» **TO BE DONE**: Copy out the entries exactly, from the first line to the last.

» **AVAILABLE DATA**:
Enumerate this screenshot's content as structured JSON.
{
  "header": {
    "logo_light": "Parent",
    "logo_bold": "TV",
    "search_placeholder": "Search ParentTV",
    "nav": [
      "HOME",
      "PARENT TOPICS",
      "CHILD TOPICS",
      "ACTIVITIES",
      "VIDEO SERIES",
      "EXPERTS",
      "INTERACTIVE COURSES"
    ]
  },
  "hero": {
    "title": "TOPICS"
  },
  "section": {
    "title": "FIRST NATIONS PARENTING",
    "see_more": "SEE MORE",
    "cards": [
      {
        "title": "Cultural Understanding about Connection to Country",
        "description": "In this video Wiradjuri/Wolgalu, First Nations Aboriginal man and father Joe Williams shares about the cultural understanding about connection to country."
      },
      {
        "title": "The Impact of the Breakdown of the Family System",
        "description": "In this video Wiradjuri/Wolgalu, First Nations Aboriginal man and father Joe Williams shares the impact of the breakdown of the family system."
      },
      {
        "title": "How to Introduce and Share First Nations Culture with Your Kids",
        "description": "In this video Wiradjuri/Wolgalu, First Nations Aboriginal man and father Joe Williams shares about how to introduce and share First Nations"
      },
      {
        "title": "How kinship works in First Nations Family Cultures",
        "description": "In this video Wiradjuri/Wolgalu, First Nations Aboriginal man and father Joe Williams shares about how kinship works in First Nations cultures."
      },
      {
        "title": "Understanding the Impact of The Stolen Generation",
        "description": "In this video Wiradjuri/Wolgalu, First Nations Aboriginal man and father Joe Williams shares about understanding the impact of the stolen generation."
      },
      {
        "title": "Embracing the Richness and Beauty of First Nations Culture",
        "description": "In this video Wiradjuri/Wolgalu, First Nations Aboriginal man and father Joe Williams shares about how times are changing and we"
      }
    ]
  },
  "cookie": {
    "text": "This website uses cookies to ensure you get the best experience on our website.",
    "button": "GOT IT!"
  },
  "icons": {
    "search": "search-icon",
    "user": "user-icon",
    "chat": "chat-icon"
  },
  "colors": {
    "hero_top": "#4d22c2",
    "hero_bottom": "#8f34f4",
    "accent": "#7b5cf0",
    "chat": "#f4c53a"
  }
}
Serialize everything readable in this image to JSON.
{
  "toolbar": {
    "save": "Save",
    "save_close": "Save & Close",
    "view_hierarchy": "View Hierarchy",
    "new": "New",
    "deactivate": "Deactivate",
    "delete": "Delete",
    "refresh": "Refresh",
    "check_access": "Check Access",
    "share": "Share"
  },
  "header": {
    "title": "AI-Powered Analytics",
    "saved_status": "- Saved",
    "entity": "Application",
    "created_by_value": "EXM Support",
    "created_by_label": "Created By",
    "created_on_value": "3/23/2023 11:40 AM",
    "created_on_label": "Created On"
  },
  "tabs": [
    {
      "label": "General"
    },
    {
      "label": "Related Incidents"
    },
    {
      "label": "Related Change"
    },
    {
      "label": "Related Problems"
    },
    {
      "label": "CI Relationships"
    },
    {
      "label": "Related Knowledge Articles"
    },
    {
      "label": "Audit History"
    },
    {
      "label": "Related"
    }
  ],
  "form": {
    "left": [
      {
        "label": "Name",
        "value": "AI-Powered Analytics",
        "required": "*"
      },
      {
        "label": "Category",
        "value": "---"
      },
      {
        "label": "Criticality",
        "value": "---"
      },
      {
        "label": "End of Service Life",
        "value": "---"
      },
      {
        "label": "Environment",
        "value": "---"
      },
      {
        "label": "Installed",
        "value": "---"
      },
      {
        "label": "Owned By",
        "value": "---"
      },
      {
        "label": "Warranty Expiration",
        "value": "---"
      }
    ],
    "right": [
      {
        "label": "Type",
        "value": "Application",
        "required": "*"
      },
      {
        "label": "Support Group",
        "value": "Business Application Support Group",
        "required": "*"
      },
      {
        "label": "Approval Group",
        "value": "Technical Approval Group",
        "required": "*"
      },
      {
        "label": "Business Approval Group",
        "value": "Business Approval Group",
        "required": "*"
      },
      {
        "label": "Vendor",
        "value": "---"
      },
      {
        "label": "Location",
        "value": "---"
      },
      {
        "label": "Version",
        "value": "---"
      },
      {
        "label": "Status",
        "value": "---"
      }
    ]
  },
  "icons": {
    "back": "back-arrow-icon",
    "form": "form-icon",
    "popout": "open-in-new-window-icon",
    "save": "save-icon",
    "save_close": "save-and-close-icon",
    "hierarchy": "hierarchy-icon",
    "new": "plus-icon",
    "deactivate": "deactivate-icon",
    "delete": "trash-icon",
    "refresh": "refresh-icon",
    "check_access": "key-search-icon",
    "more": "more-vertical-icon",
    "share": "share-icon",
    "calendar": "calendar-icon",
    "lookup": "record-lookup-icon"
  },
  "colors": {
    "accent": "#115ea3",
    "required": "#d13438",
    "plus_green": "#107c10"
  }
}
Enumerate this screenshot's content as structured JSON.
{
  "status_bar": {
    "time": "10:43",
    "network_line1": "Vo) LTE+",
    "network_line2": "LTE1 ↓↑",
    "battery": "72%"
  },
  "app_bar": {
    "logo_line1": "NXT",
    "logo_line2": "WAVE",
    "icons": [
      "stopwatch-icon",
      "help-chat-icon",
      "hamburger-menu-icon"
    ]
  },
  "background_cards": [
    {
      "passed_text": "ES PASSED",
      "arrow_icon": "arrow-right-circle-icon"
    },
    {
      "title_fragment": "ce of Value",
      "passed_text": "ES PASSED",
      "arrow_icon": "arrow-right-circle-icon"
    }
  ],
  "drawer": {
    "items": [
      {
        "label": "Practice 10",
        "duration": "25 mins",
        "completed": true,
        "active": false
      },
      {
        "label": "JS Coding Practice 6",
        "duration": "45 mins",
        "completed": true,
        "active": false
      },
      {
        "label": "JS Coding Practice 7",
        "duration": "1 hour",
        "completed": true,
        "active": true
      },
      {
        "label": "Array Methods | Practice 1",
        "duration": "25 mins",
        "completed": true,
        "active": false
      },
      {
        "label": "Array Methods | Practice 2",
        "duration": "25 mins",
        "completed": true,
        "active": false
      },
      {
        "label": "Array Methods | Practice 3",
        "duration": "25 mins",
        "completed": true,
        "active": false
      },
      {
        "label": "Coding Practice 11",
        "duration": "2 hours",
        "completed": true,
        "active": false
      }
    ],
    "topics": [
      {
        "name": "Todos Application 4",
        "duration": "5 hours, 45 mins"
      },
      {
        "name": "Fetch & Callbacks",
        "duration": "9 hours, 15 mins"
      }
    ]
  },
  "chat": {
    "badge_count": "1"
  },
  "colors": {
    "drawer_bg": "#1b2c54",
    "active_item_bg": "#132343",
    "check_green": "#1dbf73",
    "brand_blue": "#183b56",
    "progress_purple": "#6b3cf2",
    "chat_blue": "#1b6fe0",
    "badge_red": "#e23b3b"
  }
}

» **OUTPUT**:
Enumerate this screenshot's content as structured JSON.
{
  "header": {
    "logo_light": "Parent",
    "logo_bold": "TV",
    "search_placeholder": "Search ParentTV",
    "nav": [
      "HOME",
      "PARENT TOPICS",
      "CHILD TOPICS",
      "ACTIVITIES",
      "VIDEO SERIES",
      "EXPERTS",
      "INTERACTIVE COURSES"
    ]
  },
  "hero": {
    "title": "TOPICS"
  },
  "section": {
    "title": "FIRST NATIONS PARENTING",
    "see_more": "SEE MORE",
    "cards": [
      {
        "title": "Cultural Understanding about Connection to Country",
        "description": "In this video Wiradjuri/Wolgalu, First Nations Aboriginal man and father Joe Williams shares about the cultural understanding about connection to country."
      },
      {
        "title": "The Impact of the Breakdown of the Family System",
        "description": "In this video Wiradjuri/Wolgalu, First Nations Aboriginal man and father Joe Williams shares the impact of the breakdown of the family system."
      },
      {
        "title": "How to Introduce and Share First Nations Culture with Your Kids",
        "description": "In this video Wiradjuri/Wolgalu, First Nations Aboriginal man and father Joe Williams shares about how to introduce and share First Nations"
      },
      {
        "title": "How kinship works in First Nations Family Cultures",
        "description": "In this video Wiradjuri/Wolgalu, First Nations Aboriginal man and father Joe Williams shares about how kinship works in First Nations cultures."
      },
      {
        "title": "Understanding the Impact of The Stolen Generation",
        "description": "In this video Wiradjuri/Wolgalu, First Nations Aboriginal man and father Joe Williams shares about understanding the impact of the stolen generation."
      },
      {
        "title": "Embracing the Richness and Beauty of First Nations Culture",
        "description": "In this video Wiradjuri/Wolgalu, First Nations Aboriginal man and father Joe Williams shares about how times are changing and we"
      }
    ]
  },
  "cookie": {
    "text": "This website uses cookies to ensure you get the best experience on our website.",
    "button": "GOT IT!"
  },
  "icons": {
    "search": "search-icon",
    "user": "user-icon",
    "chat": "chat-icon"
  },
  "colors": {
    "hero_top": "#4d22c2",
    "hero_bottom": "#8f34f4",
    "accent": "#7b5cf0",
    "chat": "#f4c53a"
  }
}
Serialize everything readable in this image to JSON.
{
  "toolbar": {
    "save": "Save",
    "save_close": "Save & Close",
    "view_hierarchy": "View Hierarchy",
    "new": "New",
    "deactivate": "Deactivate",
    "delete": "Delete",
    "refresh": "Refresh",
    "check_access": "Check Access",
    "share": "Share"
  },
  "header": {
    "title": "AI-Powered Analytics",
    "saved_status": "- Saved",
    "entity": "Application",
    "created_by_value": "EXM Support",
    "created_by_label": "Created By",
    "created_on_value": "3/23/2023 11:40 AM",
    "created_on_label": "Created On"
  },
  "tabs": [
    {
      "label": "General"
    },
    {
      "label": "Related Incidents"
    },
    {
      "label": "Related Change"
    },
    {
      "label": "Related Problems"
    },
    {
      "label": "CI Relationships"
    },
    {
      "label": "Related Knowledge Articles"
    },
    {
      "label": "Audit History"
    },
    {
      "label": "Related"
    }
  ],
  "form": {
    "left": [
      {
        "label": "Name",
        "value": "AI-Powered Analytics",
        "required": "*"
      },
      {
        "label": "Category",
        "value": "---"
      },
      {
        "label": "Criticality",
        "value": "---"
      },
      {
        "label": "End of Service Life",
        "value": "---"
      },
      {
        "label": "Environment",
        "value": "---"
      },
      {
        "label": "Installed",
        "value": "---"
      },
      {
        "label": "Owned By",
        "value": "---"
      },
      {
        "label": "Warranty Expiration",
        "value": "---"
      }
    ],
    "right": [
      {
        "label": "Type",
        "value": "Application",
        "required": "*"
      },
      {
        "label": "Support Group",
        "value": "Business Application Support Group",
        "required": "*"
      },
      {
        "label": "Approval Group",
        "value": "Technical Approval Group",
        "required": "*"
      },
      {
        "label": "Business Approval Group",
        "value": "Business Approval Group",
        "required": "*"
      },
      {
        "label": "Vendor",
        "value": "---"
      },
      {
        "label": "Location",
        "value": "---"
      },
      {
        "label": "Version",
        "value": "---"
      },
      {
        "label": "Status",
        "value": "---"
      }
    ]
  },
  "icons": {
    "back": "back-arrow-icon",
    "form": "form-icon",
    "popout": "open-in-new-window-icon",
    "save": "save-icon",
    "save_close": "save-and-close-icon",
    "hierarchy": "hierarchy-icon",
    "new": "plus-icon",
    "deactivate": "deactivate-icon",
    "delete": "trash-icon",
    "refresh": "refresh-icon",
    "check_access": "key-search-icon",
    "more": "more-vertical-icon",
    "share": "share-icon",
    "calendar": "calendar-icon",
    "lookup": "record-lookup-icon"
  },
  "colors": {
    "accent": "#115ea3",
    "required": "#d13438",
    "plus_green": "#107c10"
  }
}
Enumerate this screenshot's content as structured JSON.
{
  "status_bar": {
    "time": "10:43",
    "network_line1": "Vo) LTE+",
    "network_line2": "LTE1 ↓↑",
    "battery": "72%"
  },
  "app_bar": {
    "logo_line1": "NXT",
    "logo_line2": "WAVE",
    "icons": [
      "stopwatch-icon",
      "help-chat-icon",
      "hamburger-menu-icon"
    ]
  },
  "background_cards": [
    {
      "passed_text": "ES PASSED",
      "arrow_icon": "arrow-right-circle-icon"
    },
    {
      "title_fragment": "ce of Value",
      "passed_text": "ES PASSED",
      "arrow_icon": "arrow-right-circle-icon"
    }
  ],
  "drawer": {
    "items": [
      {
        "label": "Practice 10",
        "duration": "25 mins",
        "completed": true,
        "active": false
      },
      {
        "label": "JS Coding Practice 6",
        "duration": "45 mins",
        "completed": true,
        "active": false
      },
      {
        "label": "JS Coding Practice 7",
        "duration": "1 hour",
        "completed": true,
        "active": true
      },
      {
        "label": "Array Methods | Practice 1",
        "duration": "25 mins",
        "completed": true,
        "active": false
      },
      {
        "label": "Array Methods | Practice 2",
        "duration": "25 mins",
        "completed": true,
        "active": false
      },
      {
        "label": "Array Methods | Practice 3",
        "duration": "25 mins",
        "completed": true,
        "active": false
      },
      {
        "label": "Coding Practice 11",
        "duration": "2 hours",
        "completed": true,
        "active": false
      }
    ],
    "topics": [
      {
        "name": "Todos Application 4",
        "duration": "5 hours, 45 mins"
      },
      {
        "name": "Fetch & Callbacks",
        "duration": "9 hours, 15 mins"
      }
    ]
  },
  "chat": {
    "badge_count": "1"
  },
  "colors": {
    "drawer_bg": "#1b2c54",
    "active_item_bg": "#132343",
    "check_green": "#1dbf73",
    "brand_blue": "#183b56",
    "progress_purple": "#6b3cf2",
    "chat_blue": "#1b6fe0",
    "badge_red": "#e23b3b"
  }
}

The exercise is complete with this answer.